* [THE EXERCISE]: Search the listing below for the string "Python" and copy every line where it occurs.

* [THE DATA]:
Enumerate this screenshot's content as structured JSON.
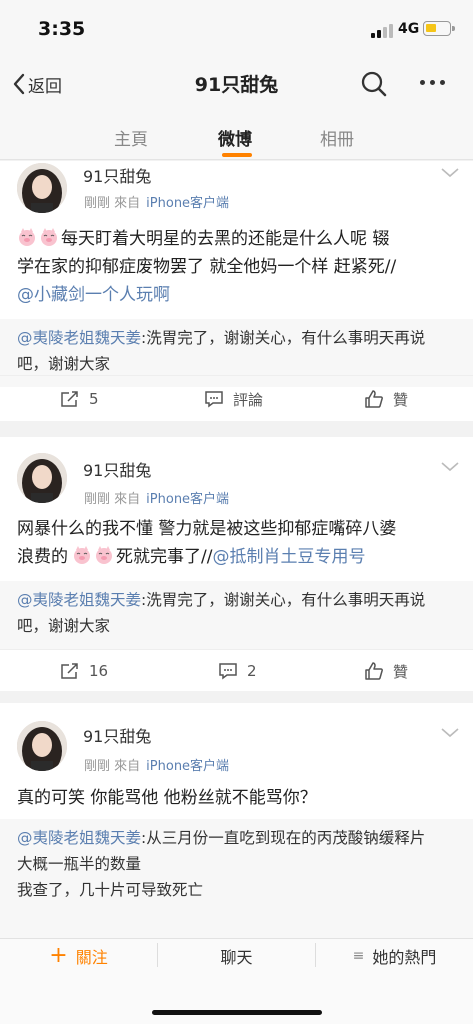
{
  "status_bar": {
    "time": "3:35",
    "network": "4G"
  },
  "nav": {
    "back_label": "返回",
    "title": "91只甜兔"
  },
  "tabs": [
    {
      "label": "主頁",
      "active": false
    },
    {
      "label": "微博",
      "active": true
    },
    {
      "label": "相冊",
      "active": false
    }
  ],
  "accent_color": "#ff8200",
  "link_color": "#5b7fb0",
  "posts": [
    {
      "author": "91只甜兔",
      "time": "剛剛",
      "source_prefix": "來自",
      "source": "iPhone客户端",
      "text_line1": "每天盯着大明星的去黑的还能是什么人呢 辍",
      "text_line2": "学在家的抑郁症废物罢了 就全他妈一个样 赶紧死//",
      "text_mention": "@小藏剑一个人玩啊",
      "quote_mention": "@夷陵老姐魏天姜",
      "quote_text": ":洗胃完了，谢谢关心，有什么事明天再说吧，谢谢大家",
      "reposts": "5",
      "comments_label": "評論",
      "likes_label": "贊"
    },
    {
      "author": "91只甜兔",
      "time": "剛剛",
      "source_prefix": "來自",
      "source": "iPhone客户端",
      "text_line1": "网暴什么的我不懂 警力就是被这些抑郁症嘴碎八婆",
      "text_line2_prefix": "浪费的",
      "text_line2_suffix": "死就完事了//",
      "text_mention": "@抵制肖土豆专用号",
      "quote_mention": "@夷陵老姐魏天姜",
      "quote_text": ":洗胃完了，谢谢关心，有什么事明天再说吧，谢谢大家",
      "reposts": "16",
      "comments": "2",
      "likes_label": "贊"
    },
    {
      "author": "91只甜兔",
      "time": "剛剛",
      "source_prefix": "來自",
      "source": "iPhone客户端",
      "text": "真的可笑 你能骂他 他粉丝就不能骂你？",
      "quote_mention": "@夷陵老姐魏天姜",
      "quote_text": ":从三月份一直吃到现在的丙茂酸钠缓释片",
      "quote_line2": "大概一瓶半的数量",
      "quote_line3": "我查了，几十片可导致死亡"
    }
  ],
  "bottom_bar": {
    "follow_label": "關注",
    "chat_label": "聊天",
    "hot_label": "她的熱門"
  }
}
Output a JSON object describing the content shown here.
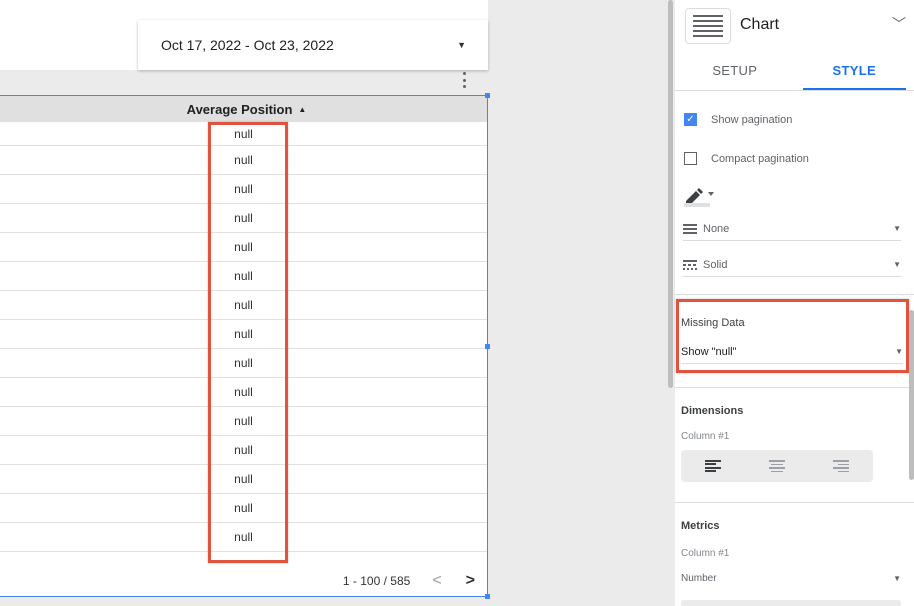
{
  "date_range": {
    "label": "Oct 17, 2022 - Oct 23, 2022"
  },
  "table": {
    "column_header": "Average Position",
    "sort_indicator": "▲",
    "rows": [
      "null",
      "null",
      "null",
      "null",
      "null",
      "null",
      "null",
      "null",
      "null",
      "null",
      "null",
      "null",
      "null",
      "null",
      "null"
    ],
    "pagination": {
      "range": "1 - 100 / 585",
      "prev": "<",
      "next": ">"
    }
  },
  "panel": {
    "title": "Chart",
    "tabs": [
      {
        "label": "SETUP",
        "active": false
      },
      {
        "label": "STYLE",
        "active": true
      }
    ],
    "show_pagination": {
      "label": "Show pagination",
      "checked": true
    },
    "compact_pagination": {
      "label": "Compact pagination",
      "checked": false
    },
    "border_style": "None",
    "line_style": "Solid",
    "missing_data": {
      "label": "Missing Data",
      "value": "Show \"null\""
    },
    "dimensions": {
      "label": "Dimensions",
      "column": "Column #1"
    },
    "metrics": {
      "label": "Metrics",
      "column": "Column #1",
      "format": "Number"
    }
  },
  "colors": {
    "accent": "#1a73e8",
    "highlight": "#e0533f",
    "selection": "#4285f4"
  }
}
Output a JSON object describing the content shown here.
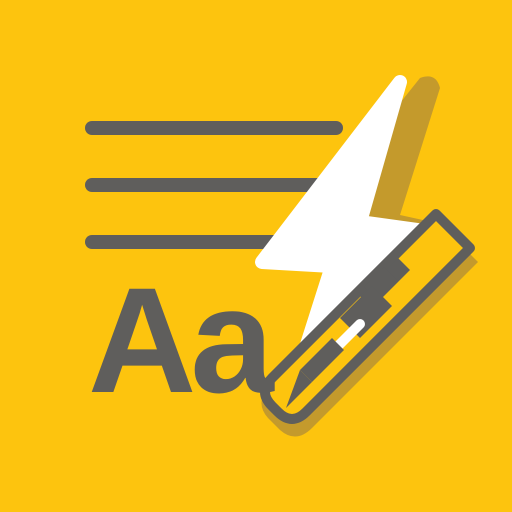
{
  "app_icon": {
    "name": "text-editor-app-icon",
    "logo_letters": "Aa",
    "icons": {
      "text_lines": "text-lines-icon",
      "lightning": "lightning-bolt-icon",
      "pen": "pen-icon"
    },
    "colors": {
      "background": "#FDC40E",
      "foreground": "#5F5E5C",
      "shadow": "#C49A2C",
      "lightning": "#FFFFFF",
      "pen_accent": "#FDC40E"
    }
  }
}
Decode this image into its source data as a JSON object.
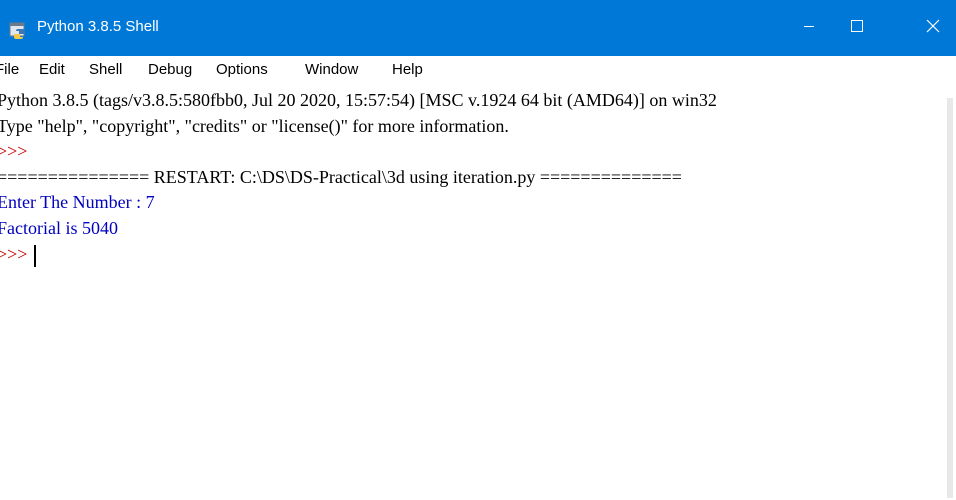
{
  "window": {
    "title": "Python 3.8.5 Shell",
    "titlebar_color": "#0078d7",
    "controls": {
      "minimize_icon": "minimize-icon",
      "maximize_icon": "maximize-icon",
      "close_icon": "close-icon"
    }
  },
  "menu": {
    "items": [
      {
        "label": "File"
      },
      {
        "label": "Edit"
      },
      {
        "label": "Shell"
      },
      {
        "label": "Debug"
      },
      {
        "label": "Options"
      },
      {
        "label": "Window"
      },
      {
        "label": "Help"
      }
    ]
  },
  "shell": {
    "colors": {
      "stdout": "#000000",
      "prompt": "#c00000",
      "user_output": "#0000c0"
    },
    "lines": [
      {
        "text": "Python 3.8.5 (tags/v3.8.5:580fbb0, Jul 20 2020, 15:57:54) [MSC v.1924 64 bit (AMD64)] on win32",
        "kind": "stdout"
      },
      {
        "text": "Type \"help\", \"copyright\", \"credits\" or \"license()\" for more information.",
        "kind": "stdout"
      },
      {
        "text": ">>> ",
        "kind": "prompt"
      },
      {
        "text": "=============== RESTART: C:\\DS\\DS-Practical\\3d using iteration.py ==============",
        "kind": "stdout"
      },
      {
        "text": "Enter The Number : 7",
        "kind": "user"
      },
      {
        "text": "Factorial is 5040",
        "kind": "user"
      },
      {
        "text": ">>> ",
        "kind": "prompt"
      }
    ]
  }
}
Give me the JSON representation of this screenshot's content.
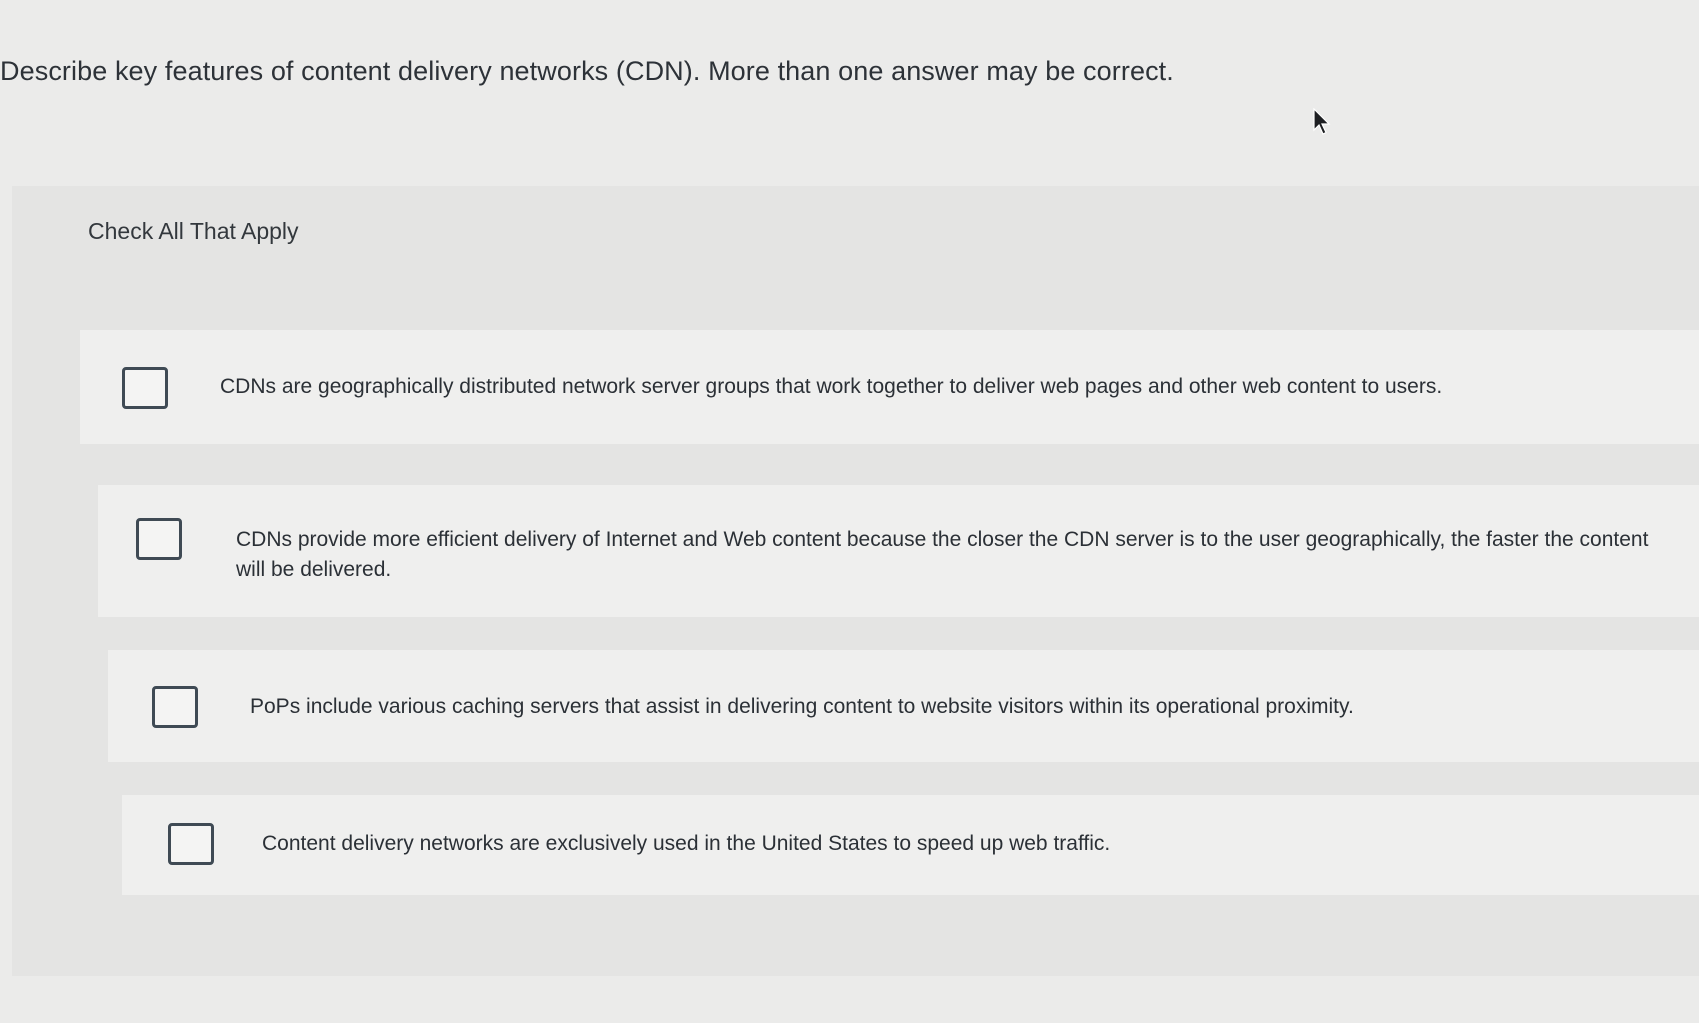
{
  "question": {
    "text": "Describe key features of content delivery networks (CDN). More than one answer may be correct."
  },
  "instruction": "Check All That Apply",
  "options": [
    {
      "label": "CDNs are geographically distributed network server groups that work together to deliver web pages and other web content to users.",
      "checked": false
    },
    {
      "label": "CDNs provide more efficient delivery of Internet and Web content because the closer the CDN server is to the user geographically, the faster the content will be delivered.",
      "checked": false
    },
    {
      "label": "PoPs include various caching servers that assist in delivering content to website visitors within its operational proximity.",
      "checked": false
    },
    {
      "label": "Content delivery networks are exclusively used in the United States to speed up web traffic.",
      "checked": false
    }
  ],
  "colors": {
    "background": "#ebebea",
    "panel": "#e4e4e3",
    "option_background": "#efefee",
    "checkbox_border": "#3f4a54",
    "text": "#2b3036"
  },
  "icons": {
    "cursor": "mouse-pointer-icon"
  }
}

* [THE RESULT]:
    "title": "Python 3.8.5 Shell",
        "text": "Python 3.8.5 (tags/v3.8.5:580fbb0, Jul 20 2020, 15:57:54) [MSC v.1924 64 bit (AMD64)] on win32",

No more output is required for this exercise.